Exercise objective
Update the stretch from the start of the items through the line that contains "bar <box>569 18 601 43</box>" so that "chart" reads "graph", and leave everything else unchanged.

Collection entries
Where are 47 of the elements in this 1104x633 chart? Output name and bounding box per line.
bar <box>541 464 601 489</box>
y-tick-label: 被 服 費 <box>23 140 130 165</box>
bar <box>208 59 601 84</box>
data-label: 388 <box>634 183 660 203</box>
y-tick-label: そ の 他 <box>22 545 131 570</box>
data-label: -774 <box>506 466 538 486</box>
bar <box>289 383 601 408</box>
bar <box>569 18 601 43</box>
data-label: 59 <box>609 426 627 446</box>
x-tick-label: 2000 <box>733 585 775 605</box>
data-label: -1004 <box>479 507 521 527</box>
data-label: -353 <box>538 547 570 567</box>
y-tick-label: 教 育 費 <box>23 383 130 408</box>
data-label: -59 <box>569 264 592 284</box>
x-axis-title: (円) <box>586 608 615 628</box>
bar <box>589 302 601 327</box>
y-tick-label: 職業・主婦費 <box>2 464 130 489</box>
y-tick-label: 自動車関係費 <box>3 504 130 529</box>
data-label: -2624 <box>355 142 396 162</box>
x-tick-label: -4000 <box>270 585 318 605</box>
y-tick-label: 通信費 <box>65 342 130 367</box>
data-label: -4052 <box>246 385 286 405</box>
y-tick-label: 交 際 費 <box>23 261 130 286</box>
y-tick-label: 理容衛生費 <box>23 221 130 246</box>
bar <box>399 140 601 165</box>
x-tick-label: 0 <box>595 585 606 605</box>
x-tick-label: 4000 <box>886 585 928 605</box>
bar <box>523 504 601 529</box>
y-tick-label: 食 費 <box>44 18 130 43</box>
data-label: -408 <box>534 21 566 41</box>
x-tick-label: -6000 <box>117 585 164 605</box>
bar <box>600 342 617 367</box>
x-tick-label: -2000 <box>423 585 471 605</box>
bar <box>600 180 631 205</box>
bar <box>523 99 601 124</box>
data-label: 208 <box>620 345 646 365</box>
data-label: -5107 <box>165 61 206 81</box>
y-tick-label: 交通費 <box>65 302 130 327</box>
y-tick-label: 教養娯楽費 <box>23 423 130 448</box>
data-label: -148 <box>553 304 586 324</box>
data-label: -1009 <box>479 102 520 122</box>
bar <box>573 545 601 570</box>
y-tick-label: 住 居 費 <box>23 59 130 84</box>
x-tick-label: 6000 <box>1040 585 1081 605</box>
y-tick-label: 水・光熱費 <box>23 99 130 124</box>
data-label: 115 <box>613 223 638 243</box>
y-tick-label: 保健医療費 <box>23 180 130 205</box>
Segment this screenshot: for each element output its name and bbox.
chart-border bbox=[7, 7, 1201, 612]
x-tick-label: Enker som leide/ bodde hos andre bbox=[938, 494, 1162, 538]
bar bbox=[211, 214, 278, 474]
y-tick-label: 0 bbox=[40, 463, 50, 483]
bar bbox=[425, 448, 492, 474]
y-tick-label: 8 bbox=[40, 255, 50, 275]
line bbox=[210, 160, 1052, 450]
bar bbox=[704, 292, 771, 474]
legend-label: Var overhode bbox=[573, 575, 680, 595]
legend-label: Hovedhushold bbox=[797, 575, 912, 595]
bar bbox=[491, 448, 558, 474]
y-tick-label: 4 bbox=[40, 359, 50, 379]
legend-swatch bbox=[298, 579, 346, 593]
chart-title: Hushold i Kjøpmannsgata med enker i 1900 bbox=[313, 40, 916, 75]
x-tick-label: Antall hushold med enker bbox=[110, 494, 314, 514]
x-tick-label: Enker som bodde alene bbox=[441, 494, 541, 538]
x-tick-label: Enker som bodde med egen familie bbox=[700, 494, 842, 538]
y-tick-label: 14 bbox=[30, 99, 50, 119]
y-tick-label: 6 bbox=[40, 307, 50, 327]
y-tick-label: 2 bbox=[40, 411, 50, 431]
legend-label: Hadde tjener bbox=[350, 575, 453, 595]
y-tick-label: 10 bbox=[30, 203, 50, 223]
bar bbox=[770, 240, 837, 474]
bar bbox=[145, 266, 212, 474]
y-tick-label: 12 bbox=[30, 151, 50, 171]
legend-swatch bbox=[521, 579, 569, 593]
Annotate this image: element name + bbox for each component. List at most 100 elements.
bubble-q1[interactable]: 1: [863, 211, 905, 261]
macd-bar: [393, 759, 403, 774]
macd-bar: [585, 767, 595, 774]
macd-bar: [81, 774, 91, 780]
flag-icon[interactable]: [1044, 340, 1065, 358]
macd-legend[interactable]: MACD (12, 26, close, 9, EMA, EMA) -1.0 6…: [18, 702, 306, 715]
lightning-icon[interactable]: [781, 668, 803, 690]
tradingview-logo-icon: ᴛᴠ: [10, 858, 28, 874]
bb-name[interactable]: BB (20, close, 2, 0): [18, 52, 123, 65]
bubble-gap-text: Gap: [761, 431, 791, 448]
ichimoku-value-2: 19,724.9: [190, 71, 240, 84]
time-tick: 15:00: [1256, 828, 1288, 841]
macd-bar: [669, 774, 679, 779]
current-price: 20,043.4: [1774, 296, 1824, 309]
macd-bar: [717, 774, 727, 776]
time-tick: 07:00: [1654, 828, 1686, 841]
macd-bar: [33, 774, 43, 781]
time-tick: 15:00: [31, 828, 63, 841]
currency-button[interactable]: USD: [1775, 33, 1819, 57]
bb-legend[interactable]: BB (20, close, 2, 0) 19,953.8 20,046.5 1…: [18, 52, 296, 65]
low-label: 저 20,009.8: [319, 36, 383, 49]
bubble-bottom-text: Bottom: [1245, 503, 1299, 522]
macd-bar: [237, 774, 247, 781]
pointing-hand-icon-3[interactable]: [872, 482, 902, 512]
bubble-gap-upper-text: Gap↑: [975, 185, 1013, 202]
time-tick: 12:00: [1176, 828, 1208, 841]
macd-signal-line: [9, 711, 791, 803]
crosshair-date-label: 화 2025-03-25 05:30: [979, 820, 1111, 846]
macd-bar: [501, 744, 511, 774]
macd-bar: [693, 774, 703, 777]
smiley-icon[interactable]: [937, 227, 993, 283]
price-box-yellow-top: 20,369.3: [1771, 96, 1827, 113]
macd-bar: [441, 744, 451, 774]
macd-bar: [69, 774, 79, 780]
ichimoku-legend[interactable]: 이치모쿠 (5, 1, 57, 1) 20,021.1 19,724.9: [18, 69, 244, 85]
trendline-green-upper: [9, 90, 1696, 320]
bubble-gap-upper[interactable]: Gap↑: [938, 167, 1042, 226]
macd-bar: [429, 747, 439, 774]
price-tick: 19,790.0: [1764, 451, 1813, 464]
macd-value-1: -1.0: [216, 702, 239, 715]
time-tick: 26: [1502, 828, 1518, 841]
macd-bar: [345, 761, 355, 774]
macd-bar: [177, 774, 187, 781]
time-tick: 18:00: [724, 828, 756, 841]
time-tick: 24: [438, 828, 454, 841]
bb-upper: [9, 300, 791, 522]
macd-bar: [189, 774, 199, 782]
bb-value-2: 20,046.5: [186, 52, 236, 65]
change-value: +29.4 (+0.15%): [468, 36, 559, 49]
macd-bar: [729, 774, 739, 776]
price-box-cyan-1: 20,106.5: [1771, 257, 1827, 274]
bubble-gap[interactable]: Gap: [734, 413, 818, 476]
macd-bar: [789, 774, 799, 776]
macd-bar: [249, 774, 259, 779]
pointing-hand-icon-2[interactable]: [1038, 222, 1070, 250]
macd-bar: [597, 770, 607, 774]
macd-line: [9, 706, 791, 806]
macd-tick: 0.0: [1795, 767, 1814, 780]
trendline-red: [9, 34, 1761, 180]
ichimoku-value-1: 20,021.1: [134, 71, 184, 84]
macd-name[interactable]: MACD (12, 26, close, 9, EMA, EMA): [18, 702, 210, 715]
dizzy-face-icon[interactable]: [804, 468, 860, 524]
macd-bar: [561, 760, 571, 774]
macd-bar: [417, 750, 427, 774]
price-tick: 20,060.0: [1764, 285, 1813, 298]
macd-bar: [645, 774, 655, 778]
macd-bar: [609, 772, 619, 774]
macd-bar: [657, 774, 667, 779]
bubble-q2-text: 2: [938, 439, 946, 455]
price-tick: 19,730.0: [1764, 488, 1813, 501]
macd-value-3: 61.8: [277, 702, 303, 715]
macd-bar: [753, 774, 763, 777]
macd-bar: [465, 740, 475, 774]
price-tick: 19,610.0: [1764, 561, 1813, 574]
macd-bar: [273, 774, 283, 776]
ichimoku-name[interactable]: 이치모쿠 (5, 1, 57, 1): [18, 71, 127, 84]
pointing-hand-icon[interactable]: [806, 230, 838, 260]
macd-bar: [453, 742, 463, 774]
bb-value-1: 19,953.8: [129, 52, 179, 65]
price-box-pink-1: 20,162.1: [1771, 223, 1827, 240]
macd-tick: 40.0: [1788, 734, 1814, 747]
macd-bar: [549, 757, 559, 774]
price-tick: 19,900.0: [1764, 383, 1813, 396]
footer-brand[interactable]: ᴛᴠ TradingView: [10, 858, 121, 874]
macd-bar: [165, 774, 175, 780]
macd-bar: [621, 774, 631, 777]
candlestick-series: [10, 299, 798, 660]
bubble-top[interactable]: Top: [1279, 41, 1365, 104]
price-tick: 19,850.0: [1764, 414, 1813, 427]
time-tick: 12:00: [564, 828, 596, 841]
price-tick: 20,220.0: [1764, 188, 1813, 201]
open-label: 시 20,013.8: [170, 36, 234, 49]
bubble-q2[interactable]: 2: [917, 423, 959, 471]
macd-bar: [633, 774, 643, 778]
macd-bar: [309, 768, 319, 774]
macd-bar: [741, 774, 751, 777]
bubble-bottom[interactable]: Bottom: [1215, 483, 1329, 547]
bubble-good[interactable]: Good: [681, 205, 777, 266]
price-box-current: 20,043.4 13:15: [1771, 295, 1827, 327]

Task solution
Where are 47 of the elements in this 1104x633 graph? Output name and bounding box per line.
bar <box>541 464 601 489</box>
y-tick-label: 被 服 費 <box>23 140 130 165</box>
bar <box>208 59 601 84</box>
data-label: 388 <box>634 183 660 203</box>
y-tick-label: そ の 他 <box>22 545 131 570</box>
data-label: -774 <box>506 466 538 486</box>
bar <box>289 383 601 408</box>
bar <box>569 18 601 43</box>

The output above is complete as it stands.